* RAW DATA
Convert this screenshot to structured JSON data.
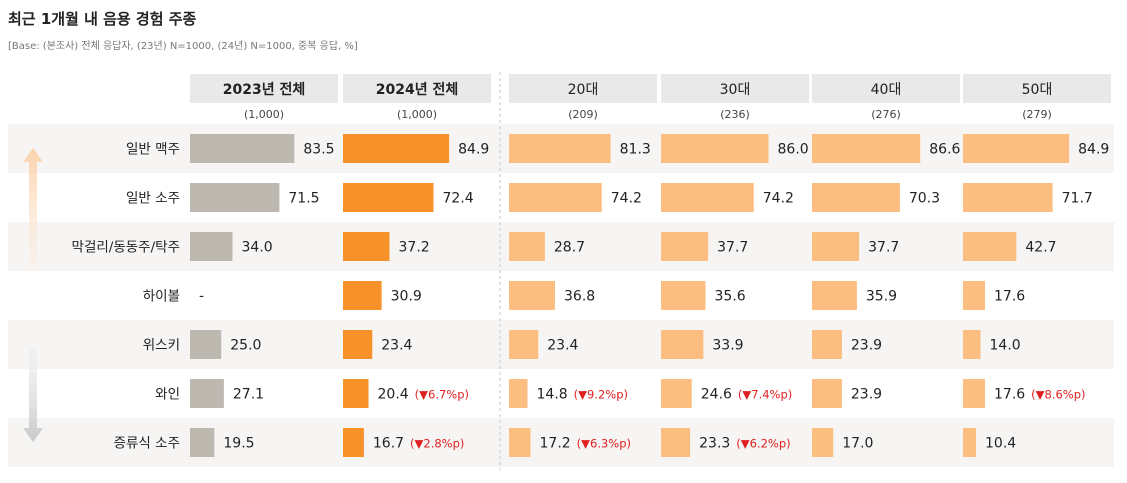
{
  "title": "최근 1개월 내 음용 경험 주종",
  "subtitle": "[Base: (본조사) 전체 응답자, (23년) N=1000, (24년) N=1000, 중복 응답, %]",
  "chart_data": {
    "type": "bar",
    "orientation": "horizontal",
    "categories": [
      "일반 맥주",
      "일반 소주",
      "막걸리/동동주/탁주",
      "하이볼",
      "위스키",
      "와인",
      "증류식 소주"
    ],
    "series": [
      {
        "name": "2023년 전체",
        "n": "(1,000)",
        "color": "#bdb8b0",
        "header_bold": true,
        "values": [
          83.5,
          71.5,
          34.0,
          null,
          25.0,
          27.1,
          19.5
        ],
        "labels": [
          "83.5",
          "71.5",
          "34.0",
          "-",
          "25.0",
          "27.1",
          "19.5"
        ],
        "notes": [
          "",
          "",
          "",
          "",
          "",
          "",
          ""
        ]
      },
      {
        "name": "2024년 전체",
        "n": "(1,000)",
        "color": "#f7922b",
        "header_bold": true,
        "values": [
          84.9,
          72.4,
          37.2,
          30.9,
          23.4,
          20.4,
          16.7
        ],
        "labels": [
          "84.9",
          "72.4",
          "37.2",
          "30.9",
          "23.4",
          "20.4",
          "16.7"
        ],
        "notes": [
          "",
          "",
          "",
          "",
          "",
          "(▼6.7%p)",
          "(▼2.8%p)"
        ]
      },
      {
        "name": "20대",
        "n": "(209)",
        "color": "#fcbd80",
        "header_bold": false,
        "values": [
          81.3,
          74.2,
          28.7,
          36.8,
          23.4,
          14.8,
          17.2
        ],
        "labels": [
          "81.3",
          "74.2",
          "28.7",
          "36.8",
          "23.4",
          "14.8",
          "17.2"
        ],
        "notes": [
          "",
          "",
          "",
          "",
          "",
          "(▼9.2%p)",
          "(▼6.3%p)"
        ]
      },
      {
        "name": "30대",
        "n": "(236)",
        "color": "#fcbd80",
        "header_bold": false,
        "values": [
          86.0,
          74.2,
          37.7,
          35.6,
          33.9,
          24.6,
          23.3
        ],
        "labels": [
          "86.0",
          "74.2",
          "37.7",
          "35.6",
          "33.9",
          "24.6",
          "23.3"
        ],
        "notes": [
          "",
          "",
          "",
          "",
          "",
          "(▼7.4%p)",
          "(▼6.2%p)"
        ]
      },
      {
        "name": "40대",
        "n": "(276)",
        "color": "#fcbd80",
        "header_bold": false,
        "values": [
          86.6,
          70.3,
          37.7,
          35.9,
          23.9,
          23.9,
          17.0
        ],
        "labels": [
          "86.6",
          "70.3",
          "37.7",
          "35.9",
          "23.9",
          "23.9",
          "17.0"
        ],
        "notes": [
          "",
          "",
          "",
          "",
          "",
          "",
          ""
        ]
      },
      {
        "name": "50대",
        "n": "(279)",
        "color": "#fcbd80",
        "header_bold": false,
        "values": [
          84.9,
          71.7,
          42.7,
          17.6,
          14.0,
          17.6,
          10.4
        ],
        "labels": [
          "84.9",
          "71.7",
          "42.7",
          "17.6",
          "14.0",
          "17.6",
          "10.4"
        ],
        "notes": [
          "",
          "",
          "",
          "",
          "",
          "(▼8.6%p)",
          ""
        ]
      }
    ],
    "xlim": [
      0,
      100
    ],
    "note_color": "#e02020"
  }
}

* REQUIRED TASK
Reproduce each line exactly, please, except for any pictures.

* ANSWER TO THIS TASK
Convert this screenshot to structured JSON data.
{
  "title": "최근 1개월 내 음용 경험 주종",
  "subtitle": "[Base: (본조사) 전체 응답자, (23년) N=1000, (24년) N=1000, 중복 응답, %]",
  "chart_data": {
    "type": "bar",
    "orientation": "horizontal",
    "categories": [
      "일반 맥주",
      "일반 소주",
      "막걸리/동동주/탁주",
      "하이볼",
      "위스키",
      "와인",
      "증류식 소주"
    ],
    "series": [
      {
        "name": "2023년 전체",
        "n": "(1,000)",
        "color": "#bdb8b0",
        "header_bold": true,
        "values": [
          83.5,
          71.5,
          34.0,
          null,
          25.0,
          27.1,
          19.5
        ],
        "labels": [
          "83.5",
          "71.5",
          "34.0",
          "-",
          "25.0",
          "27.1",
          "19.5"
        ],
        "notes": [
          "",
          "",
          "",
          "",
          "",
          "",
          ""
        ]
      },
      {
        "name": "2024년 전체",
        "n": "(1,000)",
        "color": "#f7922b",
        "header_bold": true,
        "values": [
          84.9,
          72.4,
          37.2,
          30.9,
          23.4,
          20.4,
          16.7
        ],
        "labels": [
          "84.9",
          "72.4",
          "37.2",
          "30.9",
          "23.4",
          "20.4",
          "16.7"
        ],
        "notes": [
          "",
          "",
          "",
          "",
          "",
          "(▼6.7%p)",
          "(▼2.8%p)"
        ]
      },
      {
        "name": "20대",
        "n": "(209)",
        "color": "#fcbd80",
        "header_bold": false,
        "values": [
          81.3,
          74.2,
          28.7,
          36.8,
          23.4,
          14.8,
          17.2
        ],
        "labels": [
          "81.3",
          "74.2",
          "28.7",
          "36.8",
          "23.4",
          "14.8",
          "17.2"
        ],
        "notes": [
          "",
          "",
          "",
          "",
          "",
          "(▼9.2%p)",
          "(▼6.3%p)"
        ]
      },
      {
        "name": "30대",
        "n": "(236)",
        "color": "#fcbd80",
        "header_bold": false,
        "values": [
          86.0,
          74.2,
          37.7,
          35.6,
          33.9,
          24.6,
          23.3
        ],
        "labels": [
          "86.0",
          "74.2",
          "37.7",
          "35.6",
          "33.9",
          "24.6",
          "23.3"
        ],
        "notes": [
          "",
          "",
          "",
          "",
          "",
          "(▼7.4%p)",
          "(▼6.2%p)"
        ]
      },
      {
        "name": "40대",
        "n": "(276)",
        "color": "#fcbd80",
        "header_bold": false,
        "values": [
          86.6,
          70.3,
          37.7,
          35.9,
          23.9,
          23.9,
          17.0
        ],
        "labels": [
          "86.6",
          "70.3",
          "37.7",
          "35.9",
          "23.9",
          "23.9",
          "17.0"
        ],
        "notes": [
          "",
          "",
          "",
          "",
          "",
          "",
          ""
        ]
      },
      {
        "name": "50대",
        "n": "(279)",
        "color": "#fcbd80",
        "header_bold": false,
        "values": [
          84.9,
          71.7,
          42.7,
          17.6,
          14.0,
          17.6,
          10.4
        ],
        "labels": [
          "84.9",
          "71.7",
          "42.7",
          "17.6",
          "14.0",
          "17.6",
          "10.4"
        ],
        "notes": [
          "",
          "",
          "",
          "",
          "",
          "(▼8.6%p)",
          ""
        ]
      }
    ],
    "xlim": [
      0,
      100
    ],
    "note_color": "#e02020"
  }
}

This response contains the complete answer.